Your task is to return the listing below word for word, without any of its images.
(STUDY MATERIAL Opens)
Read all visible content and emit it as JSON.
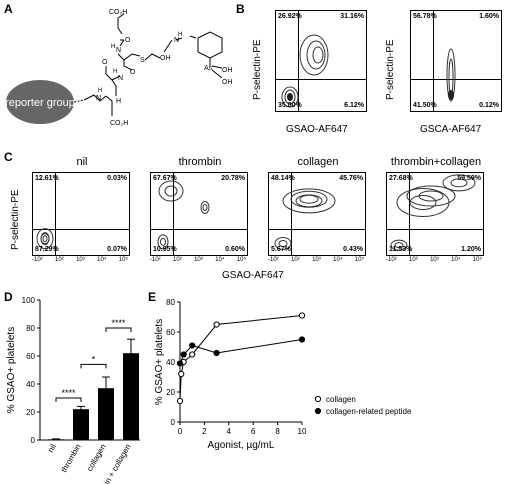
{
  "panels": {
    "A": "A",
    "B": "B",
    "C": "C",
    "D": "D",
    "E": "E"
  },
  "structure": {
    "atoms": {
      "o1": "O",
      "o2": "O",
      "o3": "O",
      "oh1": "OH",
      "n1": "N",
      "n1h": "H",
      "n2": "N",
      "n2h": "H",
      "n3": "N",
      "n3h": "H",
      "n4": "N",
      "n4h": "H",
      "s": "S",
      "as": "As",
      "oh2": "OH",
      "oh3": "OH",
      "h": "H",
      "co2h_top": "CO₂H",
      "co2h_bot": "CO₂H"
    },
    "reporter": "reporter group"
  },
  "panelB": {
    "plot1": {
      "ylabel": "P-selectin-PE",
      "xlabel": "GSAO-AF647",
      "q": [
        "26.92%",
        "31.16%",
        "35.80%",
        "6.12%"
      ]
    },
    "plot2": {
      "ylabel": "P-selectin-PE",
      "xlabel": "GSCA-AF647",
      "q": [
        "56.78%",
        "1.60%",
        "41.50%",
        "0.12%"
      ]
    }
  },
  "panelC": {
    "ylabel": "P-selectin-PE",
    "xlabel": "GSAO-AF647",
    "plots": [
      {
        "title": "nil",
        "q": [
          "12.61%",
          "0.03%",
          "87.29%",
          "0.07%"
        ]
      },
      {
        "title": "thrombin",
        "q": [
          "67.67%",
          "20.78%",
          "10.95%",
          "0.60%"
        ]
      },
      {
        "title": "collagen",
        "q": [
          "48.14%",
          "45.76%",
          "5.67%",
          "0.43%"
        ]
      },
      {
        "title": "thrombin+collagen",
        "q": [
          "27.68%",
          "59.59%",
          "11.53%",
          "1.20%"
        ]
      }
    ]
  },
  "ticks": {
    "log": [
      "-10²",
      "10²",
      "10³",
      "10⁴",
      "10⁵"
    ]
  },
  "chart_data": [
    {
      "type": "bar",
      "categories": [
        "nil",
        "thrombin",
        "collagen",
        "thrombin + collagen"
      ],
      "values": [
        0.5,
        22,
        37,
        62
      ],
      "errors": [
        0.3,
        2,
        8,
        10
      ],
      "ylabel": "% GSAO+ platelets",
      "ylim": [
        0,
        100
      ],
      "yticks": [
        "0",
        "20",
        "40",
        "60",
        "80",
        "100"
      ],
      "significance": [
        "****",
        "*",
        "****"
      ]
    },
    {
      "type": "line",
      "xlabel": "Agonist, µg/mL",
      "ylabel": "% GSAO+ platelets",
      "xlim": [
        0,
        10
      ],
      "ylim": [
        0,
        80
      ],
      "xticks": [
        "0",
        "2",
        "4",
        "6",
        "8",
        "10"
      ],
      "yticks": [
        "0",
        "20",
        "40",
        "60",
        "80"
      ],
      "series": [
        {
          "name": "collagen",
          "marker": "open",
          "x": [
            0,
            0.1,
            0.3,
            1,
            3,
            10
          ],
          "y": [
            14,
            32,
            40,
            45,
            65,
            71
          ]
        },
        {
          "name": "collagen-related peptide",
          "marker": "filled",
          "x": [
            0,
            0.3,
            1,
            3,
            10
          ],
          "y": [
            39,
            45,
            51,
            46,
            55
          ]
        }
      ]
    }
  ]
}
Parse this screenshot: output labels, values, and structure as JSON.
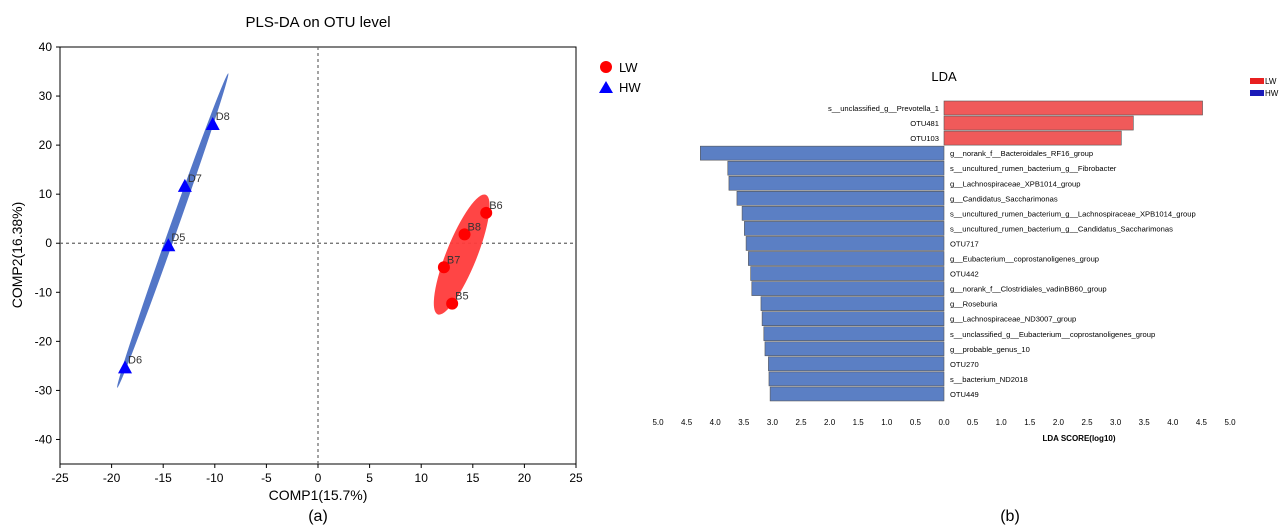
(STUDY MATERIAL Closes)
**ANSWER FOR THE TASK:**
Read all visible content and emit it as JSON.
{
  "panels": {
    "A": "A",
    "B": "B",
    "C": "C",
    "D": "D",
    "E": "E"
  },
  "structure": {
    "atoms": {
      "o1": "O",
      "o2": "O",
      "o3": "O",
      "oh1": "OH",
      "n1": "N",
      "n1h": "H",
      "n2": "N",
      "n2h": "H",
      "n3": "N",
      "n3h": "H",
      "n4": "N",
      "n4h": "H",
      "s": "S",
      "as": "As",
      "oh2": "OH",
      "oh3": "OH",
      "h": "H",
      "co2h_top": "CO₂H",
      "co2h_bot": "CO₂H"
    },
    "reporter": "reporter group"
  },
  "panelB": {
    "plot1": {
      "ylabel": "P-selectin-PE",
      "xlabel": "GSAO-AF647",
      "q": [
        "26.92%",
        "31.16%",
        "35.80%",
        "6.12%"
      ]
    },
    "plot2": {
      "ylabel": "P-selectin-PE",
      "xlabel": "GSCA-AF647",
      "q": [
        "56.78%",
        "1.60%",
        "41.50%",
        "0.12%"
      ]
    }
  },
  "panelC": {
    "ylabel": "P-selectin-PE",
    "xlabel": "GSAO-AF647",
    "plots": [
      {
        "title": "nil",
        "q": [
          "12.61%",
          "0.03%",
          "87.29%",
          "0.07%"
        ]
      },
      {
        "title": "thrombin",
        "q": [
          "67.67%",
          "20.78%",
          "10.95%",
          "0.60%"
        ]
      },
      {
        "title": "collagen",
        "q": [
          "48.14%",
          "45.76%",
          "5.67%",
          "0.43%"
        ]
      },
      {
        "title": "thrombin+collagen",
        "q": [
          "27.68%",
          "59.59%",
          "11.53%",
          "1.20%"
        ]
      }
    ]
  },
  "ticks": {
    "log": [
      "-10²",
      "10²",
      "10³",
      "10⁴",
      "10⁵"
    ]
  },
  "chart_data": [
    {
      "type": "bar",
      "categories": [
        "nil",
        "thrombin",
        "collagen",
        "thrombin + collagen"
      ],
      "values": [
        0.5,
        22,
        37,
        62
      ],
      "errors": [
        0.3,
        2,
        8,
        10
      ],
      "ylabel": "% GSAO+ platelets",
      "ylim": [
        0,
        100
      ],
      "yticks": [
        "0",
        "20",
        "40",
        "60",
        "80",
        "100"
      ],
      "significance": [
        "****",
        "*",
        "****"
      ]
    },
    {
      "type": "line",
      "xlabel": "Agonist, µg/mL",
      "ylabel": "% GSAO+ platelets",
      "xlim": [
        0,
        10
      ],
      "ylim": [
        0,
        80
      ],
      "xticks": [
        "0",
        "2",
        "4",
        "6",
        "8",
        "10"
      ],
      "yticks": [
        "0",
        "20",
        "40",
        "60",
        "80"
      ],
      "series": [
        {
          "name": "collagen",
          "marker": "open",
          "x": [
            0,
            0.1,
            0.3,
            1,
            3,
            10
          ],
          "y": [
            14,
            32,
            40,
            45,
            65,
            71
          ]
        },
        {
          "name": "collagen-related peptide",
          "marker": "filled",
          "x": [
            0,
            0.3,
            1,
            3,
            10
          ],
          "y": [
            39,
            45,
            51,
            46,
            55
          ]
        }
      ]
    }
  ]
}
Parse this screenshot: output labels, values, and structure as JSON.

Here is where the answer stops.